Stated exercise ->
Reproduce only the part of the entries that opens with the line containing "- y-tick-label: 7: [41, 113, 50, 129]" and closes with the line containing "- kp-bar: [249, 291, 265, 420]", changing every "kp-bar" to "kp-column" and leaving everything else untouched.

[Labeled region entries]

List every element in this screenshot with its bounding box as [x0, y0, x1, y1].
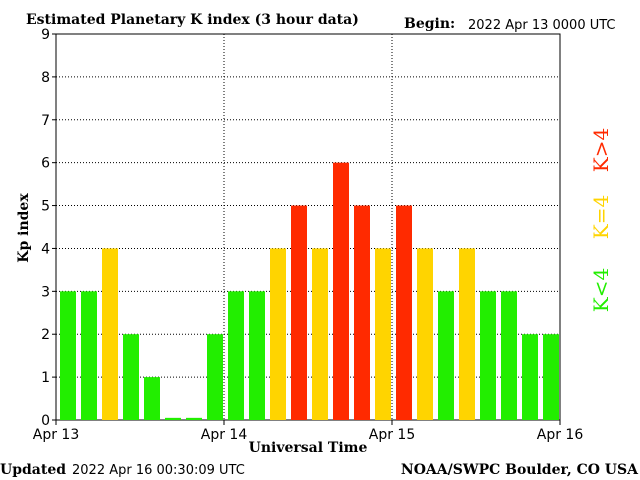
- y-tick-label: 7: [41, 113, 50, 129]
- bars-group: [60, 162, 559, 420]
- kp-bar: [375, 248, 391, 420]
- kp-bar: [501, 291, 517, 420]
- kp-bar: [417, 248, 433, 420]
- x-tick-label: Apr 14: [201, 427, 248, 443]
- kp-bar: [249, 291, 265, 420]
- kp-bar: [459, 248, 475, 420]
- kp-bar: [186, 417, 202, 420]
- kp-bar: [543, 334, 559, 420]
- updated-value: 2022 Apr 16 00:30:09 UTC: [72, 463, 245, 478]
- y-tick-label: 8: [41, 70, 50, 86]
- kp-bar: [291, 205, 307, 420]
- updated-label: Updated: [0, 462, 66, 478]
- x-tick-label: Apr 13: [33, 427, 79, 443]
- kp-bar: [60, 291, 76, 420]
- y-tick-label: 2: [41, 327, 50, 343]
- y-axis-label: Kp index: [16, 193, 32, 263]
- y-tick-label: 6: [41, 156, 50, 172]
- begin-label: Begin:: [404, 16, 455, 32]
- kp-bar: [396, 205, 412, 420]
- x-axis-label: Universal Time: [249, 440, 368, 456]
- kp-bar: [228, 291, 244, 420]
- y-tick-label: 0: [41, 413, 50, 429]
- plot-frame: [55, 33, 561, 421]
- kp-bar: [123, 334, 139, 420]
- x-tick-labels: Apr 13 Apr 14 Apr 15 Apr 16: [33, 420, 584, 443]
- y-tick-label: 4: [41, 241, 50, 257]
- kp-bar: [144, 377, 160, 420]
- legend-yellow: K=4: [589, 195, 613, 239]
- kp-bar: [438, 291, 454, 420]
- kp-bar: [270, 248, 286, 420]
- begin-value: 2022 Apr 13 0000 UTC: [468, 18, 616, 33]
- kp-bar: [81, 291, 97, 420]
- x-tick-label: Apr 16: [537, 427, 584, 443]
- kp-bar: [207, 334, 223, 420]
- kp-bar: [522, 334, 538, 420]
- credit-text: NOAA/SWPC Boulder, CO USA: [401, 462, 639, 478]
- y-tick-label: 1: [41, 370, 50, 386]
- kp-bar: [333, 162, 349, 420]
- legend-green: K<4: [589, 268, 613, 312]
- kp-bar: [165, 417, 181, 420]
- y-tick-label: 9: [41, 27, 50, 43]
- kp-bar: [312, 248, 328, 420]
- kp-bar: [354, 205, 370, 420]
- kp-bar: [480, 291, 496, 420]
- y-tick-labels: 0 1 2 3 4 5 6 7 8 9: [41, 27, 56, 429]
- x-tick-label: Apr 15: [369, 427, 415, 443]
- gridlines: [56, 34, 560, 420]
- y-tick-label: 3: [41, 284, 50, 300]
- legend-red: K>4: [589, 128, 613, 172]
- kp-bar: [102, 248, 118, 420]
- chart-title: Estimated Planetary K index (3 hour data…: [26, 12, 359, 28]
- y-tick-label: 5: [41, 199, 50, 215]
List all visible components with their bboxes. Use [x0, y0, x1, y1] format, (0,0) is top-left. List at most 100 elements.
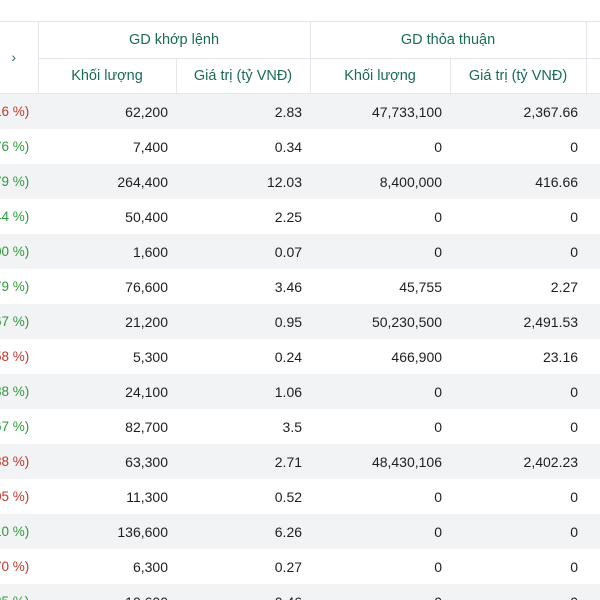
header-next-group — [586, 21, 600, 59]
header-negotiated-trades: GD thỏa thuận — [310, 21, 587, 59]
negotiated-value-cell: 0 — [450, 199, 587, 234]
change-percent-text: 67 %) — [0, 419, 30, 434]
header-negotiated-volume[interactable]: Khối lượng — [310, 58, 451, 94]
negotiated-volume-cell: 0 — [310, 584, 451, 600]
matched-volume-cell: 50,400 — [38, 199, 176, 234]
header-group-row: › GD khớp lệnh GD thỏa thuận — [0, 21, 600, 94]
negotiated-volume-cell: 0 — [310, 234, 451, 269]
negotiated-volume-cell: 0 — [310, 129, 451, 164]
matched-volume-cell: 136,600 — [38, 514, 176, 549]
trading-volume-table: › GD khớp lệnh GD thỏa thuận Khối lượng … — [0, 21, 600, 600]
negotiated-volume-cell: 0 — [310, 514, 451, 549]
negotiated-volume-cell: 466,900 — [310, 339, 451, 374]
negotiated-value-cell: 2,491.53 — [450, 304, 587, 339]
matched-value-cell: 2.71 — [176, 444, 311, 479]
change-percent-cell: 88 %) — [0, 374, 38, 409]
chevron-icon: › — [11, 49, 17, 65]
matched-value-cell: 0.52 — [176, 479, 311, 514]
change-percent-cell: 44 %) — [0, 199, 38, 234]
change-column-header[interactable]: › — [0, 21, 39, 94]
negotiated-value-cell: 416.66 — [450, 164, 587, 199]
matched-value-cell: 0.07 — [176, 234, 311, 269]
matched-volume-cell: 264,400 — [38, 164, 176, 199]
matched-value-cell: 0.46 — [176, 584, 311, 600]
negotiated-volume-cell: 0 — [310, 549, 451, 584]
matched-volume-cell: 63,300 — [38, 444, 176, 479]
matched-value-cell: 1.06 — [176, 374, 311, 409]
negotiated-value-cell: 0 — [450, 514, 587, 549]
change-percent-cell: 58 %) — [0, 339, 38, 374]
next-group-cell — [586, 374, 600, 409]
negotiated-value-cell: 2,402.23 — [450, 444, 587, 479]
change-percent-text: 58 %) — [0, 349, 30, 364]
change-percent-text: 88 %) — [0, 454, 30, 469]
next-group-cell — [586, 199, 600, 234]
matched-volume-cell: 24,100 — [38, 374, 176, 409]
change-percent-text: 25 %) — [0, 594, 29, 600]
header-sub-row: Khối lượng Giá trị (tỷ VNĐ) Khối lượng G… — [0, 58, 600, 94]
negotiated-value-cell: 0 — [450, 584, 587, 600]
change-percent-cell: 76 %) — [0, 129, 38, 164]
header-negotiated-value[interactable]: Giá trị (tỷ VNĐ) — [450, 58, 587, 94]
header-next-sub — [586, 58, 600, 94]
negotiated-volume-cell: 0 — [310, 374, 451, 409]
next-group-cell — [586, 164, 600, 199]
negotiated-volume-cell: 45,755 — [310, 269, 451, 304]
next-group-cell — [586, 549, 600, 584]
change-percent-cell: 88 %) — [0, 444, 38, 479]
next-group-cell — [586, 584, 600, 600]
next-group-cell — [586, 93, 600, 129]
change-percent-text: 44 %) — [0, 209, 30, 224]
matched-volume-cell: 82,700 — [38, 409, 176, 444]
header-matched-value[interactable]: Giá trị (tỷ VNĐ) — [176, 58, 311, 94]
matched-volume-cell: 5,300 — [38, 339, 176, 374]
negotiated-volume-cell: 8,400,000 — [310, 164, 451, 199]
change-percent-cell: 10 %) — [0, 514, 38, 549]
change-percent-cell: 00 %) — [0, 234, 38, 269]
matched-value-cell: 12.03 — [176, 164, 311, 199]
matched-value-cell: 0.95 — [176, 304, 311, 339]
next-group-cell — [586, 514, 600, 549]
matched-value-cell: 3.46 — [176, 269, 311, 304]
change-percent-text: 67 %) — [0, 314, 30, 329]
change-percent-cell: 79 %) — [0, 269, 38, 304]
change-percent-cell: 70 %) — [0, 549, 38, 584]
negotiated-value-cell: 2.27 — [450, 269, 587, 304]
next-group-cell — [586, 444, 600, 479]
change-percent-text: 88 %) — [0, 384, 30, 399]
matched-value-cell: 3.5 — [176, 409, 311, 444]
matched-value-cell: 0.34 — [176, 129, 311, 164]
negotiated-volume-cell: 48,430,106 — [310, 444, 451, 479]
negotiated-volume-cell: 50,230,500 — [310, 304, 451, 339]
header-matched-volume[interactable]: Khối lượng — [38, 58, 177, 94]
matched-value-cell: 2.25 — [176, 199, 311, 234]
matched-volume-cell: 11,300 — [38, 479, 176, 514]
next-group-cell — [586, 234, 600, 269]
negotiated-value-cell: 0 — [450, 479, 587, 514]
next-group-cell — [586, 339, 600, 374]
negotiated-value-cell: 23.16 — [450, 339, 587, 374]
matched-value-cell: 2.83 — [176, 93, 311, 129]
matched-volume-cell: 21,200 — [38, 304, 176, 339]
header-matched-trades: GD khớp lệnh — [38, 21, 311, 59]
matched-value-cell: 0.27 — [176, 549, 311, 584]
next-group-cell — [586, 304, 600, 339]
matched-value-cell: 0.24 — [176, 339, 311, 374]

Task answer ->
- y-tick-label: 7: [41, 113, 50, 129]
- bars-group: [60, 162, 559, 420]
- kp-column: [375, 248, 391, 420]
- kp-column: [501, 291, 517, 420]
- kp-column: [417, 248, 433, 420]
- x-tick-label: Apr 14: [201, 427, 248, 443]
- kp-column: [249, 291, 265, 420]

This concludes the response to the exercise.